O que o governo não menciona é que, desde a década de 1940, se havia incentivado muitos dos emigrantes haitianos que vivem e criam seus filhos na República Dominicana a virem para o país mediante acordos bilaterais concebidos para obter mão de obra barata para as plantações de cana-de-açúcar. O governo também se nega a reconhecer que as normas para obtenção da cidadania dominicana não mudaram até que a promulgação da nova Constituição, em 2010.

Quando falei com ela em março, Liliana vivia uma autêntica crise. Esta jovem de 20 anos havia nascido na província dominicana de Monte Plata de pais haitianos. Estes fizeram todos os trâmites legais para registrar seu nascimento e Liliana obteve uma certidão de nascimento dominicana.

As coisas foram bem durante 18 anos, mas, em 2012, Liliana solicitou uma cédula de identidade e a negaram. O escritório do registro civil explicou que ela não poderia obter a cédula porque “seus pais eram haitianos”.

Sem a cédula, Liliana não pode registrar o nascimento de seus três filhos, nascidos em 2010, 2012 e 2014. Tampouco poderá se matricular na universidade. E a sentença do Tribunal Constitucional de setembro infligiu outro golpe em seus sonhos.

No entanto, recentemente houve um pequeno avanço. Ou, ao menos, é o que parecia a princípio.

Após meses de críticas locais e internacionais, a República Dominicana cedeu em algumas das questões em torno da nacionalidade.

Em maio deste ano, o Congresso dominicano aprovou por unanimidade a lei 169/14 que cria duas categorias de pessoas: as que em algum momento estiveram inscritas no registro civil dominicano e aquelas cujo nascimento nunca foi declarado. As pessoas do primeiro grupo têm, agora, a possibilidade de ter restituída plenamente a nacionalidade dominicana em um trâmite rápido. Um positivo passo à frente.

No entanto, as pessoas do segundo grupo serão consideradas estrangeiras e terão que solicitar a nacionalidade dominicana desde o zero.

Para famílias como a Nuel, a lei tem vantagens e inconvenientes. É uma boa notícia para Liliana, que logo terá sua nacionalidade dominicana restituída e poderá ter documentos de identidade. Mas o que ocorrerá com seus filhos?

A resposta é complicada e revela toda a arbitrariedade que continua caracterizando as práticas dominicanas e seu caráter discriminatório e divisório.

Em 2010, quando nasceu María Luisa, a filha mais velha de Liliana, o hospital lhe deu uma declaração de nascimento de cor rosa, o que indica que é considerada estrangeira. A entrega desses documentos não segue nenhum critério estabelecido. Nas numerosas entrevistas que fiz, me contaram muitas vezes a mesma história: o pessoal do hospital muitas vezes baseia suas decisões em até que ponto soam franceses os nomes dos pais ou na escuridão de sua pele.

=== Linhas de dados ===

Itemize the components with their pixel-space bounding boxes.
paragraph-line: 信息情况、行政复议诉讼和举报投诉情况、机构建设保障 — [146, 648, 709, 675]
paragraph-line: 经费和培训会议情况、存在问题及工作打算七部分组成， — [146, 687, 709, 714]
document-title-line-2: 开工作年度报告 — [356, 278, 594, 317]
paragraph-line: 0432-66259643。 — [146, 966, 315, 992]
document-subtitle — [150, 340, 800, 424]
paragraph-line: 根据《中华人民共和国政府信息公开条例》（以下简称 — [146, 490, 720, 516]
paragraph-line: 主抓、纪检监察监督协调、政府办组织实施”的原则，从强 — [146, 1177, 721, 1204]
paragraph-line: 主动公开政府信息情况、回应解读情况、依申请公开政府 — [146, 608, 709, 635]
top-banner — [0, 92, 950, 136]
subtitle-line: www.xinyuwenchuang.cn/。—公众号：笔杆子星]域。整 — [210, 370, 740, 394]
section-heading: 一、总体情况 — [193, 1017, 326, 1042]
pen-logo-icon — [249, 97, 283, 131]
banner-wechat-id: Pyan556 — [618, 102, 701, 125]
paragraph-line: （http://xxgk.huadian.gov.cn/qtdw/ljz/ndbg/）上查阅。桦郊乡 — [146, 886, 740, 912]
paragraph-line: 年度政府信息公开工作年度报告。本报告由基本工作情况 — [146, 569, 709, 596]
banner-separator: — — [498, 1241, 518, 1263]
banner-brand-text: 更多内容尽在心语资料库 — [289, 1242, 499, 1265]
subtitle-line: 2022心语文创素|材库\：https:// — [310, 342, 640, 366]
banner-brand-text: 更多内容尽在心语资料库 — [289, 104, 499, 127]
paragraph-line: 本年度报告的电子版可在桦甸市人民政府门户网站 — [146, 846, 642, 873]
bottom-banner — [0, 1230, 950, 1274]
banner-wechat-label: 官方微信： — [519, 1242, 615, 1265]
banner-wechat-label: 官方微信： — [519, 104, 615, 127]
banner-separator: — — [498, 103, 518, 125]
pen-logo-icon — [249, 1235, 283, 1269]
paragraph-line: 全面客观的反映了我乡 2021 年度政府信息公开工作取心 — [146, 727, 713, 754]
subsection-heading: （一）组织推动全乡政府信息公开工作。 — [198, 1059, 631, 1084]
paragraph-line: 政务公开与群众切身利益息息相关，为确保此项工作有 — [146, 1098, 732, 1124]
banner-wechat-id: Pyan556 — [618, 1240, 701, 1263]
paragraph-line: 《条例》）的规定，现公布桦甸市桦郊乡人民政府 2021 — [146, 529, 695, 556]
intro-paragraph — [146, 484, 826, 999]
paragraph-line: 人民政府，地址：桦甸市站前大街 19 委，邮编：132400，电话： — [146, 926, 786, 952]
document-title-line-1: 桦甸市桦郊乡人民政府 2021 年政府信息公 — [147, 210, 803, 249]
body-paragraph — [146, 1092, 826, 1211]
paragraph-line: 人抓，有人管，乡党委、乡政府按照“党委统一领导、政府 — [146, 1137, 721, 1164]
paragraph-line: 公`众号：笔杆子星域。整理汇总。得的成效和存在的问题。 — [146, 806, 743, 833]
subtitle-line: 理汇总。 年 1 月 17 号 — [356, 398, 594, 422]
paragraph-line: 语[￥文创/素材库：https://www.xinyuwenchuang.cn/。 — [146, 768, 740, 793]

=== Lista de tarefas ===
**a.** Transcreva o trecho do texto sobre a nacionalidade dominicana que se inicia nas palavras "As coisas foram" e se encerra após "em seus sonhos.".
**b.** Prossiga a redação do texto sobre a nacionalidade dominicana a partir da última frase apresentada.
As linhas não guardam relação alguma com o texto sobre a nacionalidade dominicana.

=== Respostas dos exercícios ===
**a.**
As coisas foram bem durante 18 anos, mas, em 2012, Liliana solicitou uma cédula de identidade e a negaram. O escritório do registro civil explicou que ela não poderia obter a cédula porque “seus pais eram haitianos”.

Sem a cédula, Liliana não pode registrar o nascimento de seus três filhos, nascidos em 2010, 2012 e 2014. Tampouco poderá se matricular na universidade. E a sentença do Tribunal Constitucional de setembro infligiu outro golpe em seus sonhos.

**b.**
Mas o irmão e a irmã menores de María Luisa, nascidos em outro hospital em 2012 e 2014, receberam declarações de nascimento de cor branca, reservadas para os bebês considerados dominicanos.

A família Nuel poderá viver, em breve, um pesadelo kafkiano.

Embora as três crianças tenham nascido na mesma província e sua mãe tenha vivido toda a sua vida na República Dominicana, a mera cor do papel faz com que uma menina seja apátrida enquanto seus dois irmãos têm acesso à cidadania dominicana.

“Não sei se [deixarão] que minha filha vá à escola porque não tem um certificado de nascimento [dominicano]”, me disse Liliana.

Já se prolongou por muito tempo a confusão. A República Dominicana não pode continuar eludindo a responsabilidade de uma situação criada por suas próprias autoridades. Todas as famílias têm direito a ser protegidas e o Estado dominicano deve explicar, agora, como vai resolver situações como a de Liliana.

Não há dúvidas que o governo deu um primeiro passo positivo, mas este deve ser seguido pelo pleno reconhecimento da nacionalidade dominicana de todas as pessoas nascidas no país antes de 2010, estejam ou não inscritas no registro civil. Segundo o direito internacional, a República Dominicana tem a obrigação de evitar qualquer caso de apátridas.

Conforme se aproxima o início de um novo período escolar no mês que vem, somente cabe esperar que o governo corrija esses erros o quanto antes, para que a pequena María Luisa possa ser inscrita e começar na escola com os demais meninos e meninas dominicanos de sua idade.

Nota: Este texto foi originalmente publicado no Huffington Post em 16 de julho de 2014.